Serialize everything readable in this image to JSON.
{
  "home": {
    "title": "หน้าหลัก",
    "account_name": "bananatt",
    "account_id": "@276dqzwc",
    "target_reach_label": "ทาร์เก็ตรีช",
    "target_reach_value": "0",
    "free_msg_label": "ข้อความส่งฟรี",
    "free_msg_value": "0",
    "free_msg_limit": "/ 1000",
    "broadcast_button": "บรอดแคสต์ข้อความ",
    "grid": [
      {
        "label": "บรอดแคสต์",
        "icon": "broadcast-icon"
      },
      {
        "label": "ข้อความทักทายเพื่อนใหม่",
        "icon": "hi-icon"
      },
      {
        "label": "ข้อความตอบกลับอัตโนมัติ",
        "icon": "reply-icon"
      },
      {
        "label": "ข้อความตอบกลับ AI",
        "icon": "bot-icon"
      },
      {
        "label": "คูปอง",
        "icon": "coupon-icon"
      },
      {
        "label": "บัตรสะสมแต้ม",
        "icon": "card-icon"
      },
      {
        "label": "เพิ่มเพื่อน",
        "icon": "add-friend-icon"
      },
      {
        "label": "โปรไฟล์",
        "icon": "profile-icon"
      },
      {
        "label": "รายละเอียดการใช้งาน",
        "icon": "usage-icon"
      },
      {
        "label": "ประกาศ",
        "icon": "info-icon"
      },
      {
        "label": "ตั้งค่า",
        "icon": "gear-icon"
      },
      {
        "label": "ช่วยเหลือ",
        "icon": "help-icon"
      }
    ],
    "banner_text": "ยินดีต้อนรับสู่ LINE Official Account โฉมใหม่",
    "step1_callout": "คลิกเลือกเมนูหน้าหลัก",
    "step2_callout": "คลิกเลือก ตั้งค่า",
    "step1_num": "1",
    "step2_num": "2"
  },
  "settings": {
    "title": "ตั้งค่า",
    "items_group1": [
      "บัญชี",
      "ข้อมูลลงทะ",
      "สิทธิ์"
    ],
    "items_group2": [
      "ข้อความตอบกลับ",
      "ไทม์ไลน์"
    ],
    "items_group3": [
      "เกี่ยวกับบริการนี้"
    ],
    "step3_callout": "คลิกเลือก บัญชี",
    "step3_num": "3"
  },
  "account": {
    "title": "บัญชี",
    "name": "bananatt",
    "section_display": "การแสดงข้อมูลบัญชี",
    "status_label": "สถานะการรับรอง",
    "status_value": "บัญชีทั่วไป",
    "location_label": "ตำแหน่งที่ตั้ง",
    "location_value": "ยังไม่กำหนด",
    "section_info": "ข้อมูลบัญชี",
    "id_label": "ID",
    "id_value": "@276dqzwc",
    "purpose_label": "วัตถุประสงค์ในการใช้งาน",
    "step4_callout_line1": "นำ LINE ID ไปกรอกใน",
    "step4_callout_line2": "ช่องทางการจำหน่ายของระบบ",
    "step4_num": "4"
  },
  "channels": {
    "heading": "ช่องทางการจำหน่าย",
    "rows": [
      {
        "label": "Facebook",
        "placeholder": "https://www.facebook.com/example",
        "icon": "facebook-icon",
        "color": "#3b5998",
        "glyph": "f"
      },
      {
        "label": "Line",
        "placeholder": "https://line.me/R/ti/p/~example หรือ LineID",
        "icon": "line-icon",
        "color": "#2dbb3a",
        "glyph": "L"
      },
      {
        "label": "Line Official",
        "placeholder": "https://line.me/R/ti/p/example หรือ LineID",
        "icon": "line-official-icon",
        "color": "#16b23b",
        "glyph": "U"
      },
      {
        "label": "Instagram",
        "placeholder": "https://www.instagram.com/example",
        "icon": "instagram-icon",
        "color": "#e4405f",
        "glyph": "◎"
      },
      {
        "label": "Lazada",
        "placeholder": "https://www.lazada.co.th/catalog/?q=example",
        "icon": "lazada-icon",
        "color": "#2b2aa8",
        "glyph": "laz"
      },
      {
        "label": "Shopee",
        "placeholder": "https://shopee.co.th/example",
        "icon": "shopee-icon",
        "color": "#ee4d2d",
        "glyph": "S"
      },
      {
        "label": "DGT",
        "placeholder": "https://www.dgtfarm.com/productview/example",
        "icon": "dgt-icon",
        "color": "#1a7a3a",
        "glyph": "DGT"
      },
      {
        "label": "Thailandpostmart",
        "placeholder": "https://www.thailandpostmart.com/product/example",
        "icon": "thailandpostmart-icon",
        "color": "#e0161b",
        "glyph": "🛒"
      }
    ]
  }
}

━━━━━━━━━━━━━━━━

- _WHAT TO PRODUCE_
Every line of the data above should be copied exactly.

- _SOLUTION TO THIS EXERCISE_
Serialize everything readable in this image to JSON.
{
  "home": {
    "title": "หน้าหลัก",
    "account_name": "bananatt",
    "account_id": "@276dqzwc",
    "target_reach_label": "ทาร์เก็ตรีช",
    "target_reach_value": "0",
    "free_msg_label": "ข้อความส่งฟรี",
    "free_msg_value": "0",
    "free_msg_limit": "/ 1000",
    "broadcast_button": "บรอดแคสต์ข้อความ",
    "grid": [
      {
        "label": "บรอดแคสต์",
        "icon": "broadcast-icon"
      },
      {
        "label": "ข้อความทักทายเพื่อนใหม่",
        "icon": "hi-icon"
      },
      {
        "label": "ข้อความตอบกลับอัตโนมัติ",
        "icon": "reply-icon"
      },
      {
        "label": "ข้อความตอบกลับ AI",
        "icon": "bot-icon"
      },
      {
        "label": "คูปอง",
        "icon": "coupon-icon"
      },
      {
        "label": "บัตรสะสมแต้ม",
        "icon": "card-icon"
      },
      {
        "label": "เพิ่มเพื่อน",
        "icon": "add-friend-icon"
      },
      {
        "label": "โปรไฟล์",
        "icon": "profile-icon"
      },
      {
        "label": "รายละเอียดการใช้งาน",
        "icon": "usage-icon"
      },
      {
        "label": "ประกาศ",
        "icon": "info-icon"
      },
      {
        "label": "ตั้งค่า",
        "icon": "gear-icon"
      },
      {
        "label": "ช่วยเหลือ",
        "icon": "help-icon"
      }
    ],
    "banner_text": "ยินดีต้อนรับสู่ LINE Official Account โฉมใหม่",
    "step1_callout": "คลิกเลือกเมนูหน้าหลัก",
    "step2_callout": "คลิกเลือก ตั้งค่า",
    "step1_num": "1",
    "step2_num": "2"
  },
  "settings": {
    "title": "ตั้งค่า",
    "items_group1": [
      "บัญชี",
      "ข้อมูลลงทะ",
      "สิทธิ์"
    ],
    "items_group2": [
      "ข้อความตอบกลับ",
      "ไทม์ไลน์"
    ],
    "items_group3": [
      "เกี่ยวกับบริการนี้"
    ],
    "step3_callout": "คลิกเลือก บัญชี",
    "step3_num": "3"
  },
  "account": {
    "title": "บัญชี",
    "name": "bananatt",
    "section_display": "การแสดงข้อมูลบัญชี",
    "status_label": "สถานะการรับรอง",
    "status_value": "บัญชีทั่วไป",
    "location_label": "ตำแหน่งที่ตั้ง",
    "location_value": "ยังไม่กำหนด",
    "section_info": "ข้อมูลบัญชี",
    "id_label": "ID",
    "id_value": "@276dqzwc",
    "purpose_label": "วัตถุประสงค์ในการใช้งาน",
    "step4_callout_line1": "นำ LINE ID ไปกรอกใน",
    "step4_callout_line2": "ช่องทางการจำหน่ายของระบบ",
    "step4_num": "4"
  },
  "channels": {
    "heading": "ช่องทางการจำหน่าย",
    "rows": [
      {
        "label": "Facebook",
        "placeholder": "https://www.facebook.com/example",
        "icon": "facebook-icon",
        "color": "#3b5998",
        "glyph": "f"
      },
      {
        "label": "Line",
        "placeholder": "https://line.me/R/ti/p/~example หรือ LineID",
        "icon": "line-icon",
        "color": "#2dbb3a",
        "glyph": "L"
      },
      {
        "label": "Line Official",
        "placeholder": "https://line.me/R/ti/p/example หรือ LineID",
        "icon": "line-official-icon",
        "color": "#16b23b",
        "glyph": "U"
      },
      {
        "label": "Instagram",
        "placeholder": "https://www.instagram.com/example",
        "icon": "instagram-icon",
        "color": "#e4405f",
        "glyph": "◎"
      },
      {
        "label": "Lazada",
        "placeholder": "https://www.lazada.co.th/catalog/?q=example",
        "icon": "lazada-icon",
        "color": "#2b2aa8",
        "glyph": "laz"
      },
      {
        "label": "Shopee",
        "placeholder": "https://shopee.co.th/example",
        "icon": "shopee-icon",
        "color": "#ee4d2d",
        "glyph": "S"
      },
      {
        "label": "DGT",
        "placeholder": "https://www.dgtfarm.com/productview/example",
        "icon": "dgt-icon",
        "color": "#1a7a3a",
        "glyph": "DGT"
      },
      {
        "label": "Thailandpostmart",
        "placeholder": "https://www.thailandpostmart.com/product/example",
        "icon": "thailandpostmart-icon",
        "color": "#e0161b",
        "glyph": "🛒"
      }
    ]
  }
}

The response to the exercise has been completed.